- Dataset records:
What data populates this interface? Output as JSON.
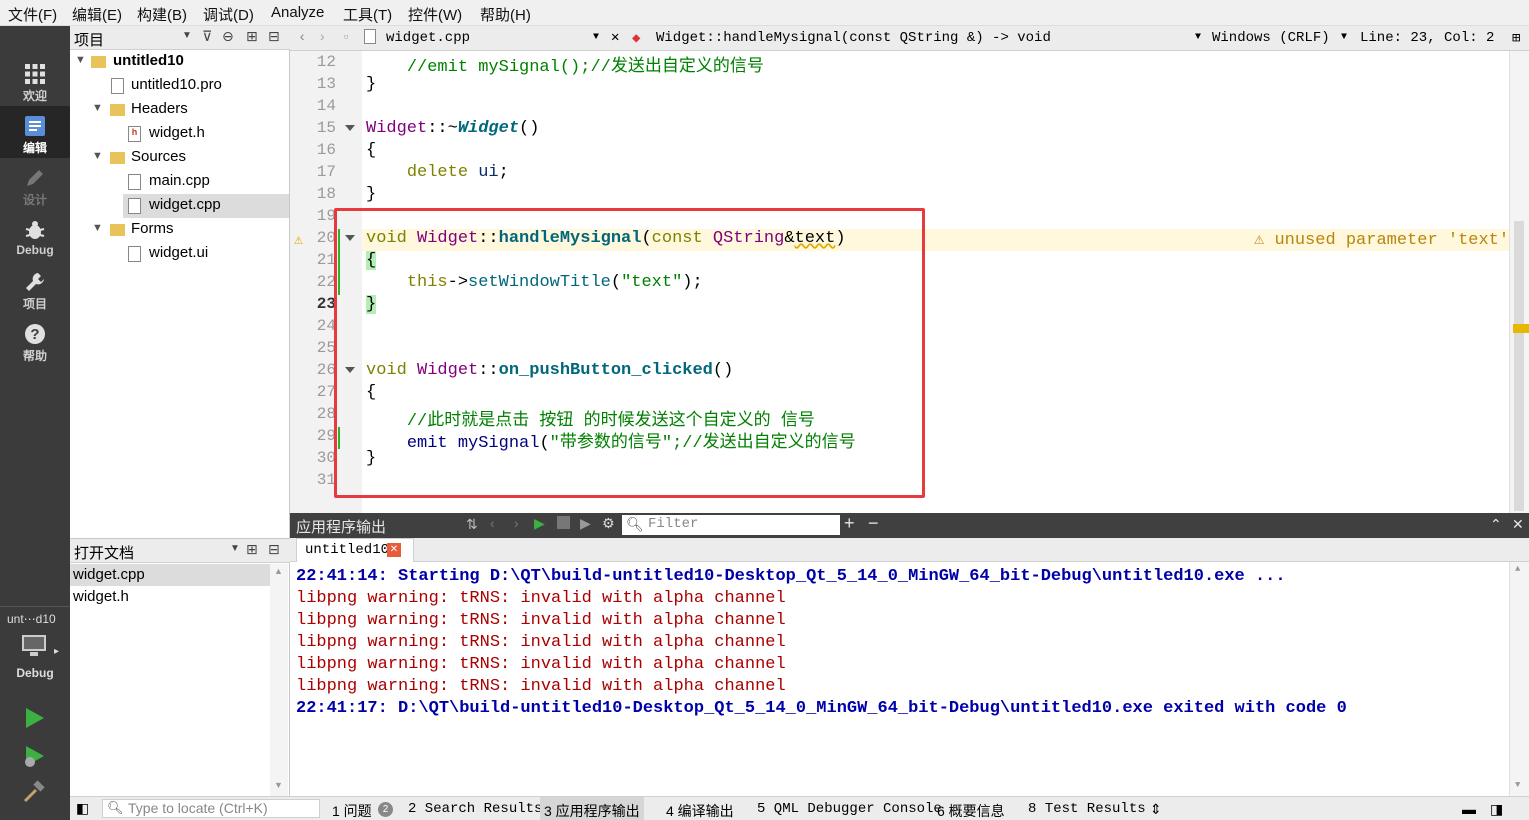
{
  "menu": [
    "文件(F)",
    "编辑(E)",
    "构建(B)",
    "调试(D)",
    "Analyze",
    "工具(T)",
    "控件(W)",
    "帮助(H)"
  ],
  "modes": [
    {
      "label": "欢迎",
      "icon": "grid-icon"
    },
    {
      "label": "编辑",
      "icon": "edit-icon"
    },
    {
      "label": "设计",
      "icon": "pencil-icon"
    },
    {
      "label": "Debug",
      "icon": "bug-icon"
    },
    {
      "label": "项目",
      "icon": "wrench-icon"
    },
    {
      "label": "帮助",
      "icon": "help-icon"
    }
  ],
  "kit": {
    "target": "unt⋯d10",
    "config": "Debug"
  },
  "project_pane": {
    "title": "项目",
    "tree": {
      "project": "untitled10",
      "pro_file": "untitled10.pro",
      "headers": "Headers",
      "header_file": "widget.h",
      "sources": "Sources",
      "source_main": "main.cpp",
      "source_widget": "widget.cpp",
      "forms": "Forms",
      "form_file": "widget.ui"
    }
  },
  "open_docs": {
    "title": "打开文档",
    "items": [
      "widget.cpp",
      "widget.h"
    ]
  },
  "editor_toolbar": {
    "file": "widget.cpp",
    "symbol": "Widget::handleMysignal(const QString &) -> void",
    "line_ending": "Windows (CRLF)",
    "position": "Line: 23, Col: 2"
  },
  "editor": {
    "line_numbers": [
      "12",
      "13",
      "14",
      "15",
      "16",
      "17",
      "18",
      "19",
      "20",
      "21",
      "22",
      "23",
      "24",
      "25",
      "26",
      "27",
      "28",
      "29",
      "30",
      "31"
    ],
    "warning": "unused parameter 'text'",
    "comment_emit": "//emit mySignal();//发送出自定义的信号",
    "comment_click": "//此时就是点击 按钮 的时候发送这个自定义的 信号",
    "emit_string": "\"带参数的信号\"",
    "emit_comment": ";//发送出自定义的信号",
    "title_string": "\"text\""
  },
  "output": {
    "header": "应用程序输出",
    "filter_placeholder": "Filter",
    "tab": "untitled10",
    "lines": [
      {
        "text": "22:41:14: Starting D:\\QT\\build-untitled10-Desktop_Qt_5_14_0_MinGW_64_bit-Debug\\untitled10.exe ...",
        "kind": "info"
      },
      {
        "text": "libpng warning: tRNS: invalid with alpha channel",
        "kind": "warn"
      },
      {
        "text": "libpng warning: tRNS: invalid with alpha channel",
        "kind": "warn"
      },
      {
        "text": "libpng warning: tRNS: invalid with alpha channel",
        "kind": "warn"
      },
      {
        "text": "libpng warning: tRNS: invalid with alpha channel",
        "kind": "warn"
      },
      {
        "text": "libpng warning: tRNS: invalid with alpha channel",
        "kind": "warn"
      },
      {
        "text": "22:41:17: D:\\QT\\build-untitled10-Desktop_Qt_5_14_0_MinGW_64_bit-Debug\\untitled10.exe exited with code 0",
        "kind": "info"
      }
    ]
  },
  "statusbar": {
    "locate_placeholder": "Type to locate (Ctrl+K)",
    "tabs": [
      "1 问题",
      "2 Search Results",
      "3 应用程序输出",
      "4 编译输出",
      "5 QML Debugger Console",
      "6 概要信息",
      "8 Test Results"
    ],
    "issues_count": "2"
  },
  "colors": {
    "highlight_box": "#e8393f",
    "mode_bar": "#3b3b3b",
    "output_header": "#404040"
  }
}
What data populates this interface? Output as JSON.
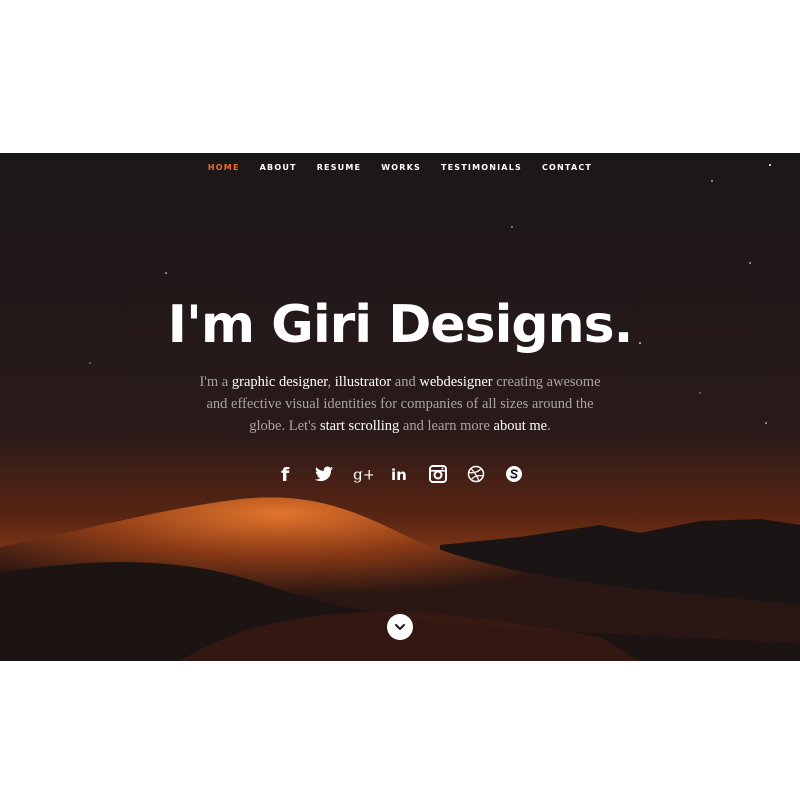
{
  "nav": {
    "items": [
      {
        "label": "HOME",
        "active": true
      },
      {
        "label": "ABOUT",
        "active": false
      },
      {
        "label": "RESUME",
        "active": false
      },
      {
        "label": "WORKS",
        "active": false
      },
      {
        "label": "TESTIMONIALS",
        "active": false
      },
      {
        "label": "CONTACT",
        "active": false
      }
    ],
    "active_color": "#f06a2a"
  },
  "hero": {
    "headline": "I'm Giri Designs.",
    "intro": {
      "p1": "I'm a ",
      "h1": "graphic designer",
      "p2": ", ",
      "h2": "illustrator",
      "p3": " and ",
      "h3": "webdesigner",
      "p4": " creating awesome and effective visual identities for companies of all sizes around the globe. Let's ",
      "h4": "start scrolling",
      "p5": " and learn more ",
      "h5": "about me",
      "p6": "."
    }
  },
  "social": [
    "facebook-icon",
    "twitter-icon",
    "google-plus-icon",
    "linkedin-icon",
    "instagram-icon",
    "dribbble-icon",
    "skype-icon"
  ],
  "social_text": {
    "linkedin": "in",
    "googleplus": "g+",
    "facebook": "f"
  },
  "scroll_icon": "chevron-down-icon"
}
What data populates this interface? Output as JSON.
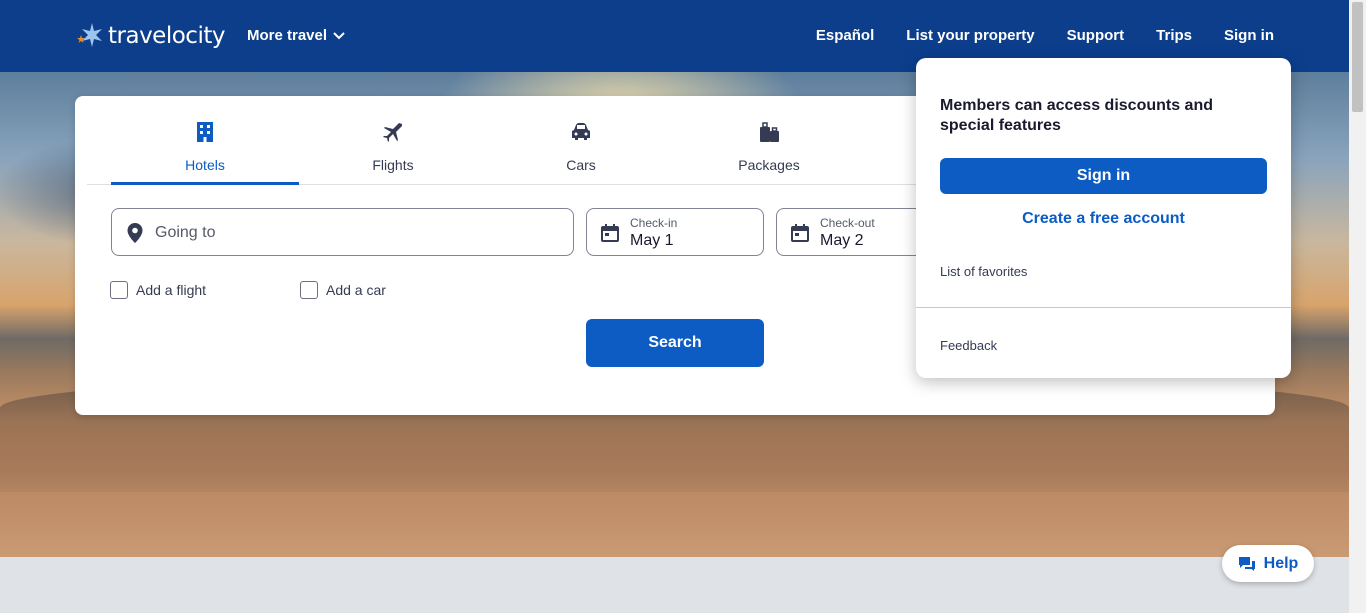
{
  "header": {
    "logo_text": "travelocity",
    "more_travel": "More travel",
    "nav": [
      "Español",
      "List your property",
      "Support",
      "Trips",
      "Sign in"
    ]
  },
  "tabs": [
    {
      "label": "Hotels",
      "icon": "building-icon",
      "active": true
    },
    {
      "label": "Flights",
      "icon": "airplane-icon",
      "active": false
    },
    {
      "label": "Cars",
      "icon": "car-icon",
      "active": false
    },
    {
      "label": "Packages",
      "icon": "luggage-icon",
      "active": false
    }
  ],
  "search": {
    "going_to_placeholder": "Going to",
    "checkin_label": "Check-in",
    "checkin_value": "May 1",
    "checkout_label": "Check-out",
    "checkout_value": "May 2",
    "add_flight": "Add a flight",
    "add_car": "Add a car",
    "search_button": "Search"
  },
  "dropdown": {
    "title": "Members can access discounts and special features",
    "sign_in": "Sign in",
    "create_account": "Create a free account",
    "favorites": "List of favorites",
    "feedback": "Feedback"
  },
  "help": {
    "label": "Help"
  },
  "colors": {
    "header": "#0c3e8c",
    "primary": "#0c5cc4"
  }
}
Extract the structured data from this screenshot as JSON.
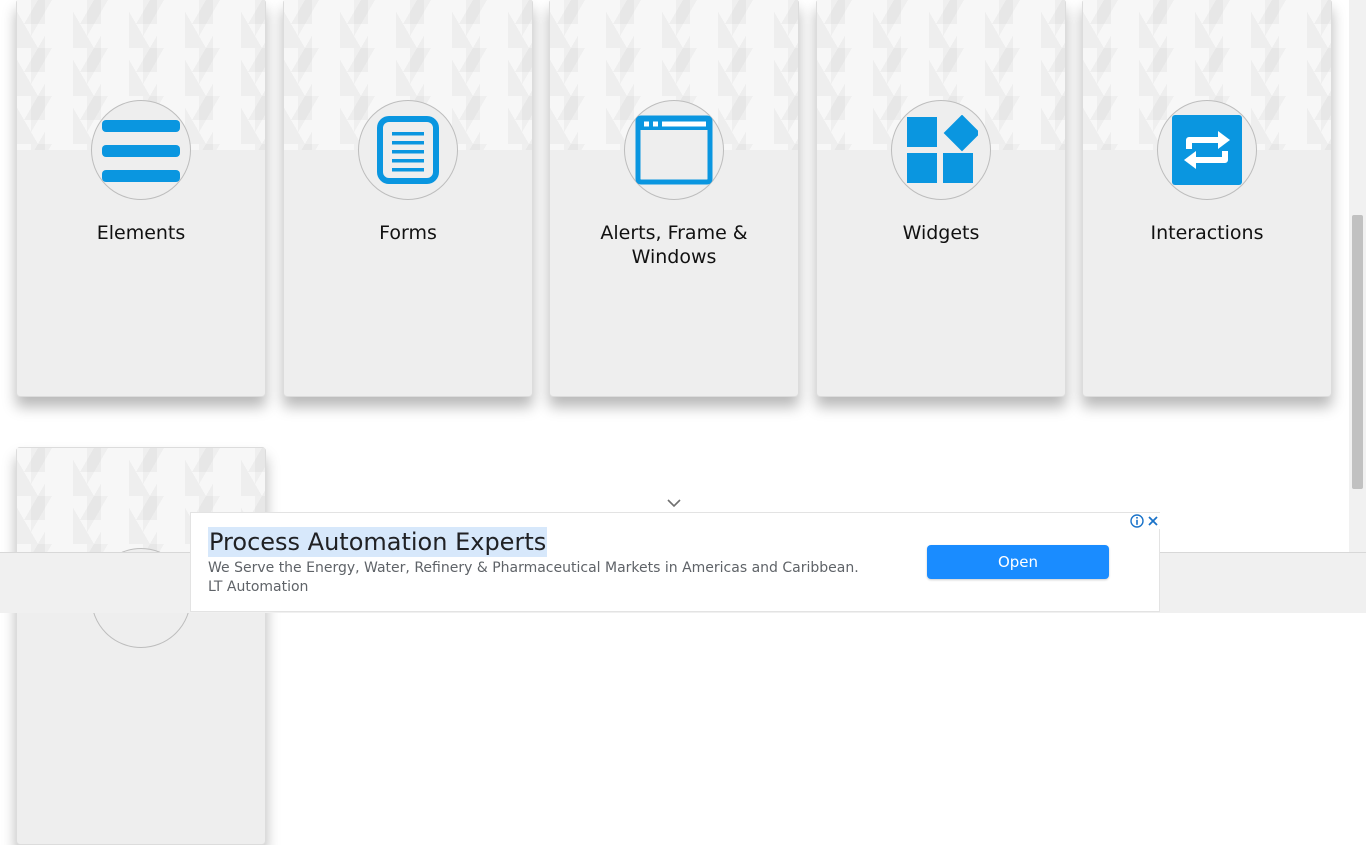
{
  "cards": [
    {
      "title": "Elements",
      "icon": "list-icon"
    },
    {
      "title": "Forms",
      "icon": "document-icon"
    },
    {
      "title": "Alerts, Frame & Windows",
      "icon": "browser-window-icon"
    },
    {
      "title": "Widgets",
      "icon": "widgets-icon"
    },
    {
      "title": "Interactions",
      "icon": "swap-arrows-icon"
    },
    {
      "title": "",
      "icon": ""
    }
  ],
  "scroll_hint": {
    "icon": "chevron-down-icon"
  },
  "ad": {
    "headline": "Process Automation Experts",
    "description": "We Serve the Energy, Water, Refinery & Pharmaceutical Markets in Americas and Caribbean. LT Automation",
    "cta": "Open",
    "info_icon": "info-icon",
    "close_icon": "close-icon"
  },
  "colors": {
    "accent": "#0a96e0",
    "card_bg": "#eeeeee",
    "cta_bg": "#1a8cff"
  }
}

- YOUR TASK: Skip the pictures and copy exactly the lines from the one containing "Extract the structured" through the end of the material, both ends included.

- RESPONSE:
Extract the structured data from this screenshot as JSON.
{
  "cards": [
    {
      "title": "Elements",
      "icon": "list-icon"
    },
    {
      "title": "Forms",
      "icon": "document-icon"
    },
    {
      "title": "Alerts, Frame & Windows",
      "icon": "browser-window-icon"
    },
    {
      "title": "Widgets",
      "icon": "widgets-icon"
    },
    {
      "title": "Interactions",
      "icon": "swap-arrows-icon"
    },
    {
      "title": "",
      "icon": ""
    }
  ],
  "scroll_hint": {
    "icon": "chevron-down-icon"
  },
  "ad": {
    "headline": "Process Automation Experts",
    "description": "We Serve the Energy, Water, Refinery & Pharmaceutical Markets in Americas and Caribbean. LT Automation",
    "cta": "Open",
    "info_icon": "info-icon",
    "close_icon": "close-icon"
  },
  "colors": {
    "accent": "#0a96e0",
    "card_bg": "#eeeeee",
    "cta_bg": "#1a8cff"
  }
}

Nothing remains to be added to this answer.